### REQUIREMENTS
**a.** In the forum posts, how long could the writer stomach Shadow of Mordor?
**b.** In the entries, copy word for word the lines between the one holding "rotation-y-axis: Y [221, 262, 228, 275]" and the one holding "110, 262, 124]", inclusive.

### TEXT TO READ
_ _ _

I doubht KoA:R, and was massively disappointed with it. The combat was pretty good, I'll grant you, but the design decision to keep everything on a 2-D plane, as opposed to putting in a real 3d engine, really irritated me, and I thought the setting and story were utter rubbish. If you want what KoA:R was trying to do, put properly this time, check out Shadow of Mordor.

warty goblin
2018-03-12, 01:22 PM
I doubht KoA:R, and was massively disappointed with it. The combat was pretty good, I'll grant you, but the design decision to keep everything on a 2-D plane, as opposed to putting in a real 3d engine, really irritated me, and I thought the setting and story were utter rubbish. If you want what KoA:R was trying to do, put properly this time, check out Shadow of Mordor.

I couldn't stomach more than a couple hours of Shadow of Mordor. For two large reasons.

Number 1, absolutely none of the game's systems was fun. Combat was backflippy and tedious; just press attack and dodge when prompted to kill all the dudes. Stealth was boring. The level design was blah to the extreme, and it felt like I was spending forever walking between the same Uruk camps and stabbing the same potato-headed bad guys. Some of which I was supposed to care about because they had a name and had killed me before. I never gave a crap about any of them. They were just another dude I was supposed to kill, a process that ascended to the dizzying heights of mildly frustrating since actually killing them required triggering one of the decapitation executions, and getting those seemed basically random.

The second reason was the giant dump it took all over the thematic heart of LoTR. I'll take bad lore over actively destructive lore that pretends it totally gets it, because its got some names from the Appendices in there somewhere.

The_Jackal
2018-03-12, 04:12 PM
I couldn't stomach more than a couple hours of Shadow of Mordor. For two large reasons.

Number 1, absolutely none of the game's systems was fun. Combat was backflippy and tedious; just press attack and dodge when prompted to kill all the dudes. Stealth was boring. The level design was blah to the extreme, and it felt like I was spending forever walking between the same Uruk camps and stabbing the same potato-headed bad guys. Some of which I was supposed to care about because they had a name and had killed me before. I never gave a crap about any of them. They were just another dude I was supposed to kill, a process that ascended to the dizzying heights of mildly frustrating since actually killing them required triggering one of the decapitation executions, and getting those seemed basically random.

_ _ _

### Page element annotations
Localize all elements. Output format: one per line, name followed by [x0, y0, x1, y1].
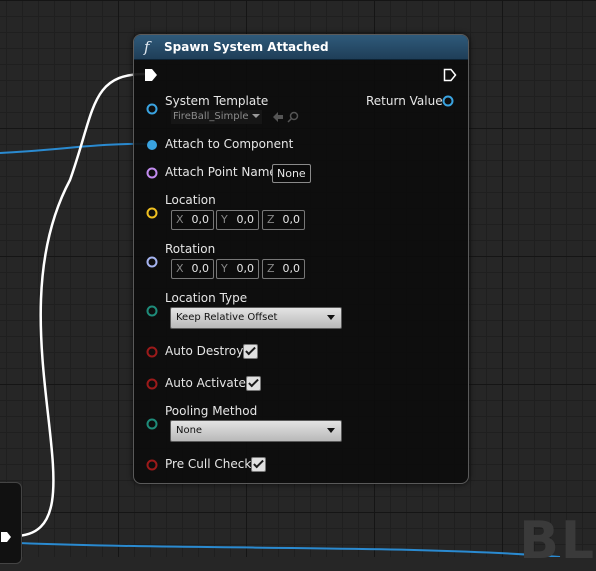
rotation-y-axis: Y [221, 262, 228, 275]
attach-point-name-pin[interactable] [146, 167, 158, 179]
attach-point-name-label: Attach Point Name [165, 165, 277, 179]
rotation-y-value: 0,0 [236, 262, 255, 275]
rotation-pin[interactable] [146, 256, 158, 268]
system-template-asset-picker[interactable]: FireBall_Simple [171, 110, 262, 124]
location-type-dropdown[interactable]: Keep Relative Offset [170, 307, 342, 329]
location-x-input[interactable]: X 0,0 [171, 210, 214, 230]
pre-cull-check-checkbox[interactable] [251, 457, 266, 472]
pooling-method-pin[interactable] [146, 418, 158, 430]
exec-in-pin[interactable] [144, 68, 158, 82]
auto-destroy-pin[interactable] [146, 346, 158, 358]
location-pin[interactable] [146, 207, 158, 219]
pooling-method-value: None [176, 425, 203, 436]
rotation-z-input[interactable]: Z 0,0 [262, 259, 305, 279]
auto-activate-checkbox[interactable] [246, 376, 261, 391]
pooling-method-dropdown[interactable]: None [170, 420, 342, 442]
attach-point-name-input[interactable]: None [272, 164, 311, 183]
rotation-label: Rotation [165, 242, 216, 256]
node-header[interactable]: f Spawn System Attached [134, 35, 468, 60]
location-x-value: 0,0 [191, 213, 210, 226]
browse-search-icon[interactable] [287, 111, 299, 123]
bottom-object-wire [17, 542, 561, 557]
location-z-value: 0,0 [282, 213, 301, 226]
attach-to-component-pin[interactable] [146, 139, 158, 151]
location-z-input[interactable]: Z 0,0 [262, 210, 305, 230]
system-template-label: System Template [165, 94, 269, 108]
location-type-label: Location Type [165, 291, 248, 305]
system-template-pin[interactable] [146, 103, 158, 115]
pre-cull-check-pin[interactable] [146, 459, 158, 471]
node-title: Spawn System Attached [164, 40, 329, 54]
graph-watermark: BL [519, 511, 596, 571]
return-value-label: Return Value [366, 94, 443, 108]
location-z-axis: Z [267, 213, 275, 226]
auto-destroy-checkbox[interactable] [243, 344, 258, 359]
location-type-pin[interactable] [146, 305, 158, 317]
exec-out-pin[interactable] [0, 530, 13, 544]
location-x-axis: X [176, 213, 184, 226]
location-type-value: Keep Relative Offset [176, 312, 278, 323]
return-value-pin[interactable] [442, 95, 454, 107]
attach-component-wire [0, 142, 148, 154]
system-template-value: FireBall_Simple [173, 111, 249, 122]
use-selected-arrow-icon[interactable] [272, 111, 284, 123]
chevron-down-icon [327, 315, 335, 320]
attach-to-component-label: Attach to Component [165, 137, 294, 151]
auto-activate-pin[interactable] [146, 378, 158, 390]
rotation-x-value: 0,0 [191, 262, 210, 275]
source-node[interactable] [0, 482, 22, 564]
chevron-down-icon [251, 114, 260, 118]
pooling-method-label: Pooling Method [165, 404, 258, 418]
location-y-input[interactable]: Y 0,0 [216, 210, 259, 230]
auto-destroy-label: Auto Destroy [165, 344, 244, 358]
location-y-axis: Y [221, 213, 228, 226]
rotation-z-axis: Z [267, 262, 275, 275]
auto-activate-label: Auto Activate [165, 376, 246, 390]
location-y-value: 0,0 [236, 213, 255, 226]
chevron-down-icon [327, 428, 335, 433]
function-icon: f [144, 38, 150, 56]
rotation-y-input[interactable]: Y 0,0 [216, 259, 259, 279]
rotation-x-input[interactable]: X 0,0 [171, 259, 214, 279]
pre-cull-check-label: Pre Cull Check [165, 457, 252, 471]
exec-out-pin[interactable] [443, 68, 457, 82]
rotation-x-axis: X [176, 262, 184, 275]
rotation-z-value: 0,0 [282, 262, 301, 275]
spawn-system-attached-node[interactable]: f Spawn System Attached System Template … [133, 34, 469, 484]
location-label: Location [165, 193, 216, 207]
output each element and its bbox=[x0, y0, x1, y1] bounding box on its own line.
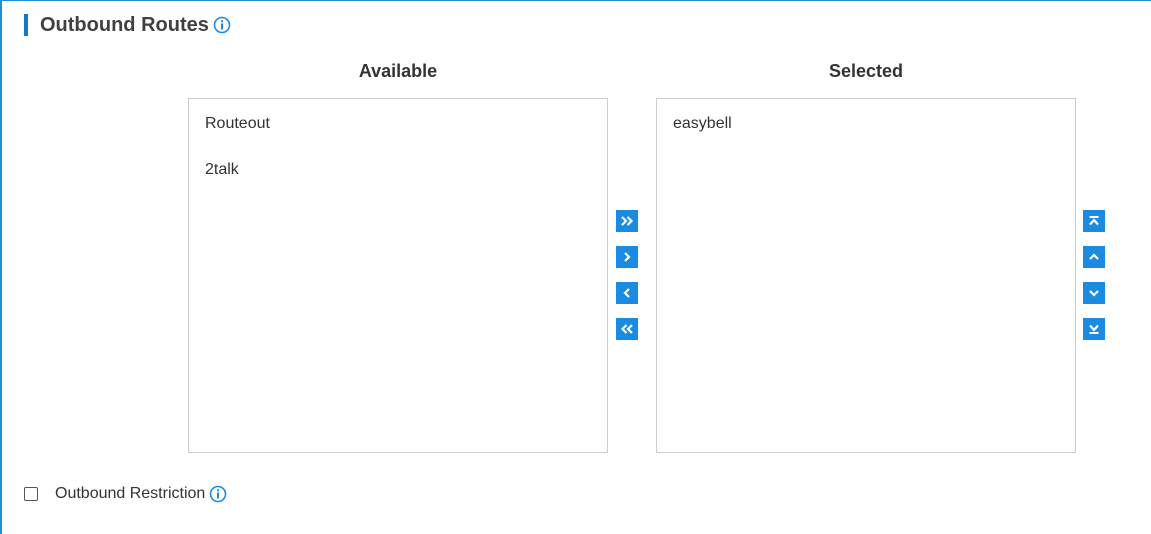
available-listbox[interactable]: Routeout 2talk bbox=[188, 98, 608, 453]
available-item-2talk[interactable]: 2talk bbox=[205, 161, 239, 179]
chevron-right-icon bbox=[624, 252, 631, 262]
move-to-top-icon bbox=[1089, 216, 1099, 226]
move-all-left-button[interactable] bbox=[616, 318, 638, 340]
outbound-restriction-row: Outbound Restriction bbox=[24, 483, 227, 505]
move-left-button[interactable] bbox=[616, 282, 638, 304]
selected-header: Selected bbox=[828, 61, 904, 81]
move-bottom-button[interactable] bbox=[1083, 318, 1105, 340]
info-icon[interactable] bbox=[209, 485, 227, 503]
info-icon[interactable] bbox=[213, 16, 231, 34]
outbound-routes-panel: Outbound Routes Available Selected Route… bbox=[0, 0, 1151, 534]
move-right-button[interactable] bbox=[616, 246, 638, 268]
selected-item-easybell[interactable]: easybell bbox=[673, 115, 732, 133]
available-header: Available bbox=[358, 61, 438, 81]
section-title: Outbound Routes bbox=[40, 13, 209, 36]
available-item-routeout[interactable]: Routeout bbox=[205, 115, 270, 133]
outbound-restriction-label[interactable]: Outbound Restriction bbox=[55, 485, 205, 503]
section-accent-bar bbox=[24, 14, 28, 36]
chevron-left-icon bbox=[623, 288, 630, 298]
section-header: Outbound Routes bbox=[24, 13, 231, 37]
chevron-up-icon bbox=[1089, 253, 1099, 260]
double-chevron-left-icon bbox=[620, 324, 633, 334]
order-buttons bbox=[1083, 210, 1105, 354]
transfer-buttons bbox=[616, 210, 638, 354]
double-chevron-right-icon bbox=[621, 216, 634, 226]
chevron-down-icon bbox=[1089, 290, 1099, 297]
outbound-restriction-checkbox[interactable] bbox=[24, 487, 38, 501]
selected-listbox[interactable]: easybell bbox=[656, 98, 1076, 453]
move-top-button[interactable] bbox=[1083, 210, 1105, 232]
move-down-button[interactable] bbox=[1083, 282, 1105, 304]
move-all-right-button[interactable] bbox=[616, 210, 638, 232]
move-to-bottom-icon bbox=[1089, 324, 1099, 334]
move-up-button[interactable] bbox=[1083, 246, 1105, 268]
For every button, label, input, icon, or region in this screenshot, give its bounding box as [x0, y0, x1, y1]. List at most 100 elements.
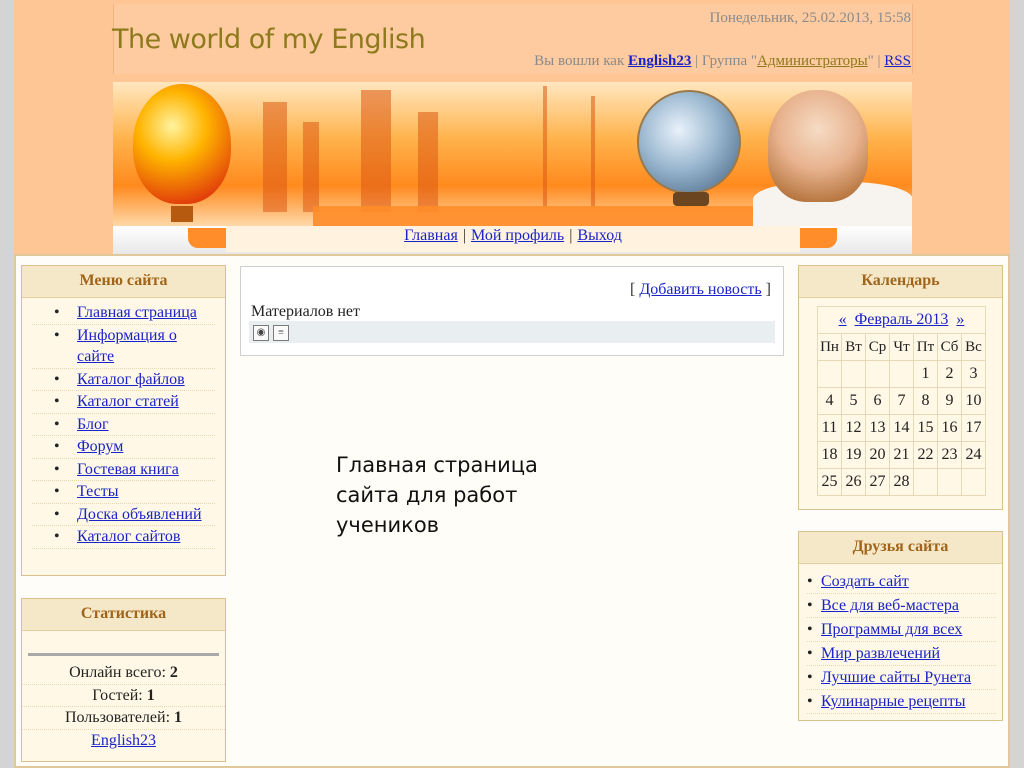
friends-link[interactable]: Создать сайт [821, 573, 909, 590]
menu-item-tests: Тесты [32, 481, 215, 504]
eye-icon[interactable]: ◉ [253, 325, 269, 341]
document-icon[interactable]: ≡ [273, 325, 289, 341]
ship-mast-image [591, 96, 595, 206]
stats-online-label: Онлайн всего: [69, 664, 166, 681]
weekday-label: Вс [961, 333, 986, 361]
calendar-next-link[interactable]: » [956, 311, 964, 328]
friends-link[interactable]: Лучшие сайты Рунета [821, 669, 971, 686]
calendar-day: 10 [961, 387, 986, 415]
calendar-day: 8 [913, 387, 938, 415]
news-block: [ Добавить новость ] Материалов нет ◉ ≡ [240, 266, 784, 356]
friends-link[interactable]: Кулинарные рецепты [821, 693, 965, 710]
rss-link[interactable]: RSS [884, 53, 911, 69]
calendar-month-row: « Февраль 2013 » [817, 306, 986, 334]
site-menu-list: Главная страница Информация о сайте Ката… [22, 298, 225, 549]
nav-bar: Главная | Мой профиль | Выход [113, 226, 912, 254]
weekday-label: Вт [841, 333, 866, 361]
stats-online-row: Онлайн всего: 2 [22, 662, 225, 685]
friends-link[interactable]: Мир развлечений [821, 645, 940, 662]
group-link[interactable]: Администраторы [757, 53, 868, 69]
calendar-day: 24 [961, 441, 986, 469]
calendar-week-row: 18 19 20 21 22 23 24 [817, 441, 986, 469]
calendar-week-row: 1 2 3 [817, 360, 986, 388]
menu-link[interactable]: Каталог файлов [77, 371, 185, 388]
friends-list: Создать сайт Все для веб-мастера Програм… [799, 564, 1002, 714]
group-prefix: | Группа " [695, 53, 758, 69]
calendar-day: 9 [937, 387, 962, 415]
statistics-divider [28, 653, 219, 656]
calendar-day: 15 [913, 414, 938, 442]
stats-user-link[interactable]: English23 [91, 732, 156, 749]
tower-image [263, 102, 287, 212]
calendar-day: 18 [817, 441, 842, 469]
calendar-day: 27 [865, 468, 890, 496]
site-title: The world of my English [112, 24, 426, 55]
nav-logout-link[interactable]: Выход [577, 227, 622, 244]
menu-link[interactable]: Блог [77, 416, 109, 433]
site-menu-title: Меню сайта [22, 266, 225, 298]
calendar-week-row: 25 26 27 28 [817, 468, 986, 496]
left-gutter [0, 0, 14, 768]
calendar-day: 5 [841, 387, 866, 415]
friends-item: Программы для всех [807, 618, 996, 642]
menu-item-file-catalog: Каталог файлов [32, 369, 215, 391]
statistics-title: Статистика [22, 599, 225, 631]
calendar-day: 14 [889, 414, 914, 442]
calendar-month-link[interactable]: Февраль 2013 [855, 311, 949, 328]
stats-users-row: Пользователей: 1 [22, 707, 225, 730]
menu-link[interactable]: Каталог статей [77, 393, 179, 410]
username-link[interactable]: English23 [628, 53, 691, 69]
friends-block: Друзья сайта Создать сайт Все для веб-ма… [798, 531, 1003, 721]
weekday-label: Чт [889, 333, 914, 361]
calendar-title: Календарь [799, 266, 1002, 298]
calendar-day: 23 [937, 441, 962, 469]
menu-item-site-catalog: Каталог сайтов [32, 526, 215, 549]
calendar-month-cell: « Февраль 2013 » [817, 306, 986, 334]
menu-link[interactable]: Гостевая книга [77, 461, 179, 478]
friends-link[interactable]: Все для веб-мастера [821, 597, 959, 614]
ship-mast-image [543, 86, 547, 206]
weekday-label: Пт [913, 333, 938, 361]
add-news-control: [ Добавить новость ] [630, 281, 771, 299]
calendar-weekday-row: Пн Вт Ср Чт Пт Сб Вс [817, 333, 986, 361]
stats-users-label: Пользователей: [64, 709, 171, 726]
bracket-close: ] [765, 281, 771, 298]
calendar-day: 19 [841, 441, 866, 469]
stats-guests-label: Гостей: [92, 686, 143, 704]
menu-link[interactable]: Главная страница [77, 304, 197, 321]
nav-home-link[interactable]: Главная [404, 227, 458, 244]
add-news-link[interactable]: Добавить новость [639, 281, 761, 298]
menu-item-guestbook: Гостевая книга [32, 459, 215, 481]
news-toolbar: ◉ ≡ [249, 321, 775, 343]
nav-profile-link[interactable]: Мой профиль [471, 227, 564, 244]
menu-item-forum: Форум [32, 436, 215, 459]
menu-item-board: Доска объявлений [32, 504, 215, 526]
friends-link[interactable]: Программы для всех [821, 621, 962, 638]
current-date: Понедельник, 25.02.2013, 15:58 [709, 10, 911, 26]
caption-line: учеников [336, 513, 440, 537]
menu-link[interactable]: Тесты [77, 483, 119, 500]
menu-link[interactable]: Каталог сайтов [77, 528, 180, 545]
page: The world of my English Понедельник, 25.… [0, 0, 1024, 768]
login-status: Вы вошли как English23 | Группа "Админис… [534, 53, 911, 70]
friends-item: Все для веб-мастера [807, 594, 996, 618]
calendar-day: 25 [817, 468, 842, 496]
calendar-day: 21 [889, 441, 914, 469]
stats-users-value: 1 [174, 709, 183, 726]
site-menu-block: Меню сайта Главная страница Информация о… [21, 265, 226, 576]
calendar-day: 1 [913, 360, 938, 388]
calendar-day: 2 [937, 360, 962, 388]
stats-user-row: English23 [22, 730, 225, 752]
calendar-day: 7 [889, 387, 914, 415]
friends-item: Мир развлечений [807, 642, 996, 666]
bracket-open: [ [629, 281, 636, 298]
calendar-week-row: 11 12 13 14 15 16 17 [817, 414, 986, 442]
top-navigation: Главная | Мой профиль | Выход [226, 226, 800, 252]
big-ben-image [361, 90, 391, 212]
calendar-prev-link[interactable]: « [839, 311, 847, 328]
calendar-block: Календарь « Февраль 2013 » Пн Вт Ср Чт П… [798, 265, 1003, 510]
menu-link[interactable]: Доска объявлений [77, 506, 202, 523]
menu-link[interactable]: Форум [77, 438, 123, 455]
menu-link[interactable]: Информация о сайте [77, 327, 177, 366]
calendar-day: 3 [961, 360, 986, 388]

_ _ _

### COMPLETED EXERCISE
**a.** No more than a couple hours.

**b.**
rotation-y-axis: Y [221, 262, 228, 275]
attach-point-name-pin[interactable] [146, 167, 158, 179]
attach-point-name-label: Attach Point Name [165, 165, 277, 179]
rotation-y-value: 0,0 [236, 262, 255, 275]
rotation-pin[interactable] [146, 256, 158, 268]
system-template-asset-picker[interactable]: FireBall_Simple [171, 110, 262, 124]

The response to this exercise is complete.